EXTRAIT DU TEXTE:
◆ ◆ ◆ ◆ ◆
Mais la confusion voulue par l’auteur, où se croisent « réalité » et « fiction », persiste. Ute n’est pas dans sa peau, elle est dans celle que son rêve ou la fiction dictent « vous n’avez pas encore compris que nous sommes dans une fiction, un roman, la réalité ne se laisse pas abuser comme ça. » Nous sommes à la fois dans le roman et dans la confusion donc. À partir du rêve un petit film décousu s’est formé dans sa tête. Elle a mal à la hanche, elle y voit des bribes d’images, un train, un tunnel, des images qui explosent, une sirène… » des visages surgissent, elle entend des noms, celui de Léa, c’est que nous sommes – peut-être – à deux doigts de la place de la République et d’Élisabeth un certain novembre 2015. La confusion est totale. « Ce qui m’angoissait, ajoute Ute, c’est que dans mon rêve j’avais la parfaite conscience d’être dans le réel… oui je le savais, dans nos rêves la conscience est toujours là, dans un coin, veillant au grain, pour empêcher le naufrage dans la mort, pour nous rappeler que nous sommes dans la fiction, pas dans le réel… C’est affreux, quelque chose tourne en rond en moi, le réel et le rêve n’appartiennent pas à la même personne… comment savoir qui vit dans le rêve de l’autre et quel réel est à l’une et à l’autre… » Et si l’une est l’autre ? Il y a chez l’une comme chez l’autre, «  une quête de vérité que certains affirment posséder en exclusivité et vouloir imposer au monde. »

Architecture et écriture

Le roman se présente sous la forme de deux parties contenant des chapitres d’inégale longueur, 12 pour la première, 11 pour la seconde. Il faut ajouter un prologue, un  épilogue, un dernier chapitre et un Post-Scriptum.
◆ ◆ ◆ ◆ ◆
CONSIGNE ÉCRITE 1: Selon l'extrait sur le roman, quelles composantes s'ajoutent aux deux parties du livre ? Donnez-les toutes.
CONSIGNE ÉCRITE 2: Rédigez la suite de l'extrait sur le roman en reprenant après sa dernière phrase.

CONTENU DES DONNÉES:
◆ ◆ ◆ ◆ ◆
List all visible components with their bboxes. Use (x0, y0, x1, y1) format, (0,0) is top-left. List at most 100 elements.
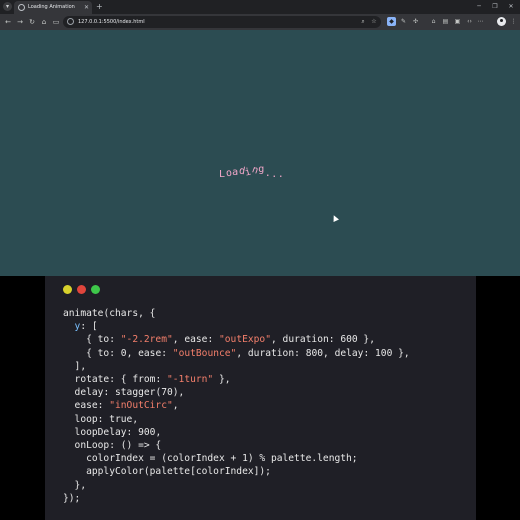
◆ ◆ ◆ ◆ ◆
RÉPONSE À L'EXERCICE 1: Un prologue, un épilogue, un dernier chapitre et un Post-Scriptum.

RÉPONSE À L'EXERCICE 2:
Dans la première partie du livre, celle d’Ute, intitulée « La réalité de la métamorphose », on compte 12 chapitres : quatre notes pour la prévision d’un roman qui portent chacune un titre comme « Le début de la fin », « La vie secrète des Ebert »…, deux notes de lecture elles aussi portant un titre, cinq lettres à sa fille dont le début commence par des mots  écrits soit en italien soit en français,  et un « chapitre additif »

Dans la seconde partie du livre, celle de Léa, dont le titre est « La métamorphose de la réalité », il y a 11 chapitres : six notes en prévision d’un roman à écrire ( la première est « Le temps des migrants », les quatre autres portent ce même titre « Au croisement de deux histoires » suivi de sous-titres différents, sur les six notes trois sont suivies d’extraits bibliques), deux notes de lecture, trois lettres à sa fille. À la suite de cette seconde partie, il y a un épilogue, un chapitre à propos du roman (interne au roman) et un Post-scriptum. Celui-ci est un e-mail de la jeune Cornelia/Nele adressé à Léa.

Dès l’exergue du roman, celui de Boualem Sansal, en page 11, l’auteur adresse ses « pensées reconnaissantes » à nombres d’auteurs, tous ceux qu’il a convoqués pour étayer son « discours » comme Kafka à propos de la métamorphose, Henry David Thoreau (et par conséquent Emerson) concernant le transcendantalisme (un barbarisme !), Dino Buzzati avec Le désert des Tartares ou la recherche/l’attente inassouvie, Buridan et le paradoxe de l’âne, Dante et l’Enfer (Divine Comédie), Virgil Gheorghiu et Les immortels d’Agapia (Boualem Sansal se fourvoie-t-il ? car enfin cet auteur prêtre orthodoxe radicalement anticommuniste, fut diplomate sous le règne du premier conducator roumain – extrême droite – et antisémite dans les années quarante), mais aussi Charles Baudelaire, Albert Camus et Sisyphe qu’il faut imaginer, « pourquoi pas heureux dans son enfer », Prévert, La Fontaine, Voltaire, Proust, Dumas, Beaumarchais… et jusqu’à des auteurs anonymes comme ceux ou celui qui écrivit « Le Traité des trois imposteurs », livre qui exista bel et bien !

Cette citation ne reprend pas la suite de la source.